### Aim
Below is a listing. Gather each line of it that contains "name".

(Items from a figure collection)
══════
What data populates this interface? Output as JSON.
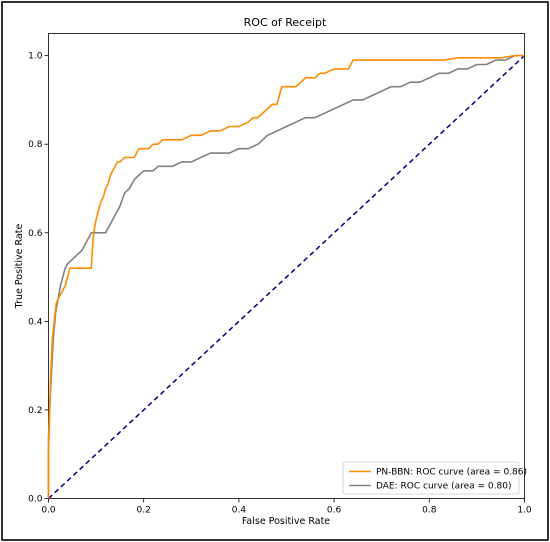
{
  "chart_data": {
    "type": "line",
    "title": "ROC of Receipt",
    "xlabel": "False Positive Rate",
    "ylabel": "True Positive Rate",
    "xlim": [
      0.0,
      1.0
    ],
    "ylim": [
      0.0,
      1.05
    ],
    "xticks": [
      "0.0",
      "0.2",
      "0.4",
      "0.6",
      "0.8",
      "1.0"
    ],
    "yticks": [
      "0.0",
      "0.2",
      "0.4",
      "0.6",
      "0.8",
      "1.0"
    ],
    "grid": false,
    "legend_position": "lower-right",
    "series": [
      {
        "name": "PN-BBN: ROC curve (area = 0.86)",
        "color": "#ff8c00",
        "x": [
          0.0,
          0.0,
          0.004,
          0.008,
          0.012,
          0.016,
          0.02,
          0.025,
          0.03,
          0.035,
          0.04,
          0.045,
          0.05,
          0.06,
          0.07,
          0.08,
          0.09,
          0.092,
          0.095,
          0.1,
          0.105,
          0.11,
          0.115,
          0.12,
          0.125,
          0.13,
          0.135,
          0.14,
          0.145,
          0.15,
          0.16,
          0.17,
          0.18,
          0.19,
          0.2,
          0.21,
          0.22,
          0.23,
          0.24,
          0.25,
          0.26,
          0.27,
          0.28,
          0.3,
          0.32,
          0.34,
          0.36,
          0.38,
          0.4,
          0.42,
          0.43,
          0.44,
          0.46,
          0.47,
          0.48,
          0.49,
          0.5,
          0.52,
          0.54,
          0.56,
          0.57,
          0.58,
          0.6,
          0.62,
          0.63,
          0.64,
          0.65,
          0.67,
          0.7,
          0.73,
          0.76,
          0.79,
          0.8,
          0.83,
          0.86,
          0.89,
          0.92,
          0.95,
          0.98,
          1.0
        ],
        "y": [
          0.0,
          0.1,
          0.26,
          0.36,
          0.4,
          0.44,
          0.45,
          0.46,
          0.47,
          0.48,
          0.5,
          0.52,
          0.52,
          0.52,
          0.52,
          0.52,
          0.52,
          0.56,
          0.6,
          0.63,
          0.65,
          0.67,
          0.68,
          0.7,
          0.71,
          0.73,
          0.74,
          0.75,
          0.76,
          0.76,
          0.77,
          0.77,
          0.77,
          0.79,
          0.79,
          0.79,
          0.8,
          0.8,
          0.81,
          0.81,
          0.81,
          0.81,
          0.81,
          0.82,
          0.82,
          0.83,
          0.83,
          0.84,
          0.84,
          0.85,
          0.86,
          0.86,
          0.88,
          0.89,
          0.89,
          0.93,
          0.93,
          0.93,
          0.95,
          0.95,
          0.96,
          0.96,
          0.97,
          0.97,
          0.97,
          0.99,
          0.99,
          0.99,
          0.99,
          0.99,
          0.99,
          0.99,
          0.99,
          0.99,
          0.995,
          0.995,
          0.995,
          0.995,
          1.0,
          1.0
        ]
      },
      {
        "name": "DAE: ROC curve (area = 0.80)",
        "color": "#808080",
        "x": [
          0.0,
          0.0,
          0.005,
          0.01,
          0.015,
          0.02,
          0.025,
          0.03,
          0.035,
          0.04,
          0.05,
          0.06,
          0.07,
          0.08,
          0.09,
          0.1,
          0.11,
          0.12,
          0.13,
          0.14,
          0.15,
          0.16,
          0.17,
          0.18,
          0.19,
          0.2,
          0.21,
          0.22,
          0.23,
          0.24,
          0.26,
          0.28,
          0.3,
          0.32,
          0.34,
          0.36,
          0.38,
          0.4,
          0.42,
          0.44,
          0.46,
          0.48,
          0.5,
          0.52,
          0.54,
          0.56,
          0.58,
          0.6,
          0.62,
          0.64,
          0.66,
          0.68,
          0.7,
          0.72,
          0.74,
          0.76,
          0.78,
          0.8,
          0.82,
          0.84,
          0.86,
          0.88,
          0.9,
          0.92,
          0.94,
          0.96,
          0.98,
          1.0
        ],
        "y": [
          0.0,
          0.14,
          0.26,
          0.36,
          0.42,
          0.45,
          0.48,
          0.5,
          0.52,
          0.53,
          0.54,
          0.55,
          0.56,
          0.58,
          0.6,
          0.6,
          0.6,
          0.6,
          0.62,
          0.64,
          0.66,
          0.69,
          0.7,
          0.72,
          0.73,
          0.74,
          0.74,
          0.74,
          0.75,
          0.75,
          0.75,
          0.76,
          0.76,
          0.77,
          0.78,
          0.78,
          0.78,
          0.79,
          0.79,
          0.8,
          0.82,
          0.83,
          0.84,
          0.85,
          0.86,
          0.86,
          0.87,
          0.88,
          0.89,
          0.9,
          0.9,
          0.91,
          0.92,
          0.93,
          0.93,
          0.94,
          0.94,
          0.95,
          0.96,
          0.96,
          0.97,
          0.97,
          0.98,
          0.98,
          0.99,
          0.99,
          1.0,
          1.0
        ]
      },
      {
        "color": "#000080",
        "x": [
          0.0,
          1.0
        ],
        "y": [
          0.0,
          1.0
        ],
        "dashed": true
      }
    ]
  }
}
══════
### Answer to this problem
        "name": "PN-BBN: ROC curve (area = 0.86)",
        "name": "DAE: ROC curve (area = 0.80)",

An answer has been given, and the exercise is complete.